• _To do_
• A. Copy the passage of the appeal judgment from "On 8 August" to "Anderson's motor vehicle.".
• B. List every person named in the appeal judgment.

• _Extract to read_
-------
In my opinion, the second difference in the material facts complained about by counsel for the appellant, namely that the level of violence inflicted by the appellant on Samantha Smith, as alleged in the Magistrates Court, was less than the level of violence, as alleged in the District Court, is significant, to the extent it was alleged in the District Court that the appellant struck Samantha Smith to the head after she had fallen to the ground, but less significant, to the extent it was alleged in the District Court that the appellant grabbed Samantha Smith by the hair. However, I am satisfied, generally for the reasons I give in considering the merits of ground 2, that, even if the appellant should have been sentenced on the basis of the facts as alleged in the Magistrates Court, no different individual sentences should have been imposed for the offences of aggravated assault occasioning bodily harm and no different total effective sentence should have been imposed.
I note Sweeney DCJ's observation, when imposing sentence, that each of the terms of 15 months' immediate imprisonment for the offences of aggravated assault occasioning bodily harm were 'shorter than the offences deserved, to take into account the overall total sentence and its effect upon [the appellant]' (ts 64). I agree with that observation, which is also applicable to the facts as alleged in the Magistrates Court.
No miscarriage of justice has occurred, as alleged in ground 1.
Ground 1 fails.
The appeal in CACR 193 of 2015: the merits of ground 2
As to the offence contrary to s 304(2) of the Code, at the time of the offending the appellant was aged 28, 177 cm in height and of solid build and the victim, Julie Anderson, was aged 47, 162 cm in height and of medium build.
Prior to the offending, the appellant and Ms Anderson were friends. They had known each other for about four months. In late July/early August 2014, Ms Anderson moved into the house occupied by the appellant. An arrangement was made in relation to board. Ms Anderson would supply food for the appellant and her two daughters in exchange for the use of the house and its facilities.
On 8 August 2014, at about 6.00 pm, the appellant was at home with her two daughters. Ms Anderson returned home with Jessie Lindsay. Ms Anderson and Ms Lindsay entered the house and went to a bedroom. Ms Anderson collected clothing and other items. She had arranged to attend a barbecue at a friend's house. Ms Anderson handed those items to Ms Lindsay who took them to Ms Anderson's motor vehicle.
Ms Anderson entered the kitchen and opened the refrigerator for the purpose of removing food to take to the barbecue. The appellant entered the kitchen and verbally abused Ms Anderson in relation to a missing television. Ms Anderson attempted to placate the appellant, but the appellant became aggressive and irrational. She shouted and swore at Ms Anderson. The appellant took the food that was being held by Ms Anderson and threw it on the kitchen floor. As Ms Anderson bent down to recover the food, she looked up and saw that the appellant had a hammer in her right hand. According to Ms Anderson, the appellant raised the hammer above her shoulder and said, 'I'm going to fucking kill you'. She then struck Ms Anderson repeatedly in the head with the hammer. This caused immediate pain and bleeding to Ms Anderson's head. She pleaded with the appellant to stop hitting her. According to Ms Anderson, the appellant continued to scream, 'I'm going to fucking kill you'. Ms Anderson raised her hands to protect herself and suffered a number of blows to her arms and hands.
-------
• _Source data_

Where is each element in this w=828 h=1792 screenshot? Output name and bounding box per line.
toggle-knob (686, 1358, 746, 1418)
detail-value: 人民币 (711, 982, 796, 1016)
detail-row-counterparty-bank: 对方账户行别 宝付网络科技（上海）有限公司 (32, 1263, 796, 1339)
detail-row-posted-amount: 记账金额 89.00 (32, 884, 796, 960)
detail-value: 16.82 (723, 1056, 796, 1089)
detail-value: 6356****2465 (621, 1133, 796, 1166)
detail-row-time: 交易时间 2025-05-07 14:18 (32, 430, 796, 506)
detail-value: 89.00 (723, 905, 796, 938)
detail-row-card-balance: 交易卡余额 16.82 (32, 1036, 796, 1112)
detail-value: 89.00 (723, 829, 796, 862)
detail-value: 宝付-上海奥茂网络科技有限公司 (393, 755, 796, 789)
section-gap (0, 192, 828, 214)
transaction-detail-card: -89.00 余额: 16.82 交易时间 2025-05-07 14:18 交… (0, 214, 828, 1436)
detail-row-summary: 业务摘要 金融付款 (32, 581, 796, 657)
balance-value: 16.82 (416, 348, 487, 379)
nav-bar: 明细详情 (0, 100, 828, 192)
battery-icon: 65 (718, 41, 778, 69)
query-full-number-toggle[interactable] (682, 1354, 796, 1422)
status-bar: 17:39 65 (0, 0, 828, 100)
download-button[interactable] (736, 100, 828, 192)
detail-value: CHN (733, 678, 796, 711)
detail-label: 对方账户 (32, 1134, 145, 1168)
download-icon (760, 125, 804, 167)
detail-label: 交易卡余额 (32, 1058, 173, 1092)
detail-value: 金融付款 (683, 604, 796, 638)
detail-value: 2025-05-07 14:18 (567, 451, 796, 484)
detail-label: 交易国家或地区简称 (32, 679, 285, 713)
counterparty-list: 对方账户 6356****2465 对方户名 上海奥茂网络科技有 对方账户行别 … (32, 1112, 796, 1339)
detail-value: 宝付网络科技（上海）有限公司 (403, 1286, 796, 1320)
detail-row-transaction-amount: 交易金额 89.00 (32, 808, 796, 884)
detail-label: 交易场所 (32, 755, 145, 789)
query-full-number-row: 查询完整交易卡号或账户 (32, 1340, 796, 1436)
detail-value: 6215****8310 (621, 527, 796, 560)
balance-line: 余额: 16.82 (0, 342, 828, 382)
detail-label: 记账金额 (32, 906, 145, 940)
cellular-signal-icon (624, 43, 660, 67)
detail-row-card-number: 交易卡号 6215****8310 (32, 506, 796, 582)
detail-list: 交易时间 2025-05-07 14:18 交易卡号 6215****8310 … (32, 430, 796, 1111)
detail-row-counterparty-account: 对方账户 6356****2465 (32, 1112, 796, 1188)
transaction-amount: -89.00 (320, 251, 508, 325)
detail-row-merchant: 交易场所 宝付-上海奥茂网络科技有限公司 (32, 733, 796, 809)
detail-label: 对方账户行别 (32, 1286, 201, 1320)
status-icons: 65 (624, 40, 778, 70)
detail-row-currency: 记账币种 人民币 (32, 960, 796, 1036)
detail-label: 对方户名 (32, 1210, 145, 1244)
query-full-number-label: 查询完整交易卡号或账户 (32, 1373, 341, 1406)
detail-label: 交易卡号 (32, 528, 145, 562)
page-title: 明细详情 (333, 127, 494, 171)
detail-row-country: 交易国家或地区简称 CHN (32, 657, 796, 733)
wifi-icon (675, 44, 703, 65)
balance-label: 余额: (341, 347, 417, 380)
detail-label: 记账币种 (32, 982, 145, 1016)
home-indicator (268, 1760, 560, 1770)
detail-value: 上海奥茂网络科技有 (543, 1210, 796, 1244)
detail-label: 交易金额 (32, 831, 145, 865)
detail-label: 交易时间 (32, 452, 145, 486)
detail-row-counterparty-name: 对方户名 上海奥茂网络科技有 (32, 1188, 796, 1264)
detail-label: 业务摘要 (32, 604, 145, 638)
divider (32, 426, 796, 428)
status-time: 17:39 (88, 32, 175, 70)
-------
• _Task-by-task outputs_
• A.
On 8 August 2014, at about 6.00 pm, the appellant was at home with her two daughters. Ms Anderson returned home with Jessie Lindsay. Ms Anderson and Ms Lindsay entered the house and went to a bedroom. Ms Anderson collected clothing and other items. She had arranged to attend a barbecue at a friend's house. Ms Anderson handed those items to Ms Lindsay who took them to Ms Anderson's motor vehicle.

• B.
Samantha Smith
Sweeney DCJ
Julie Anderson
Jessie Lindsay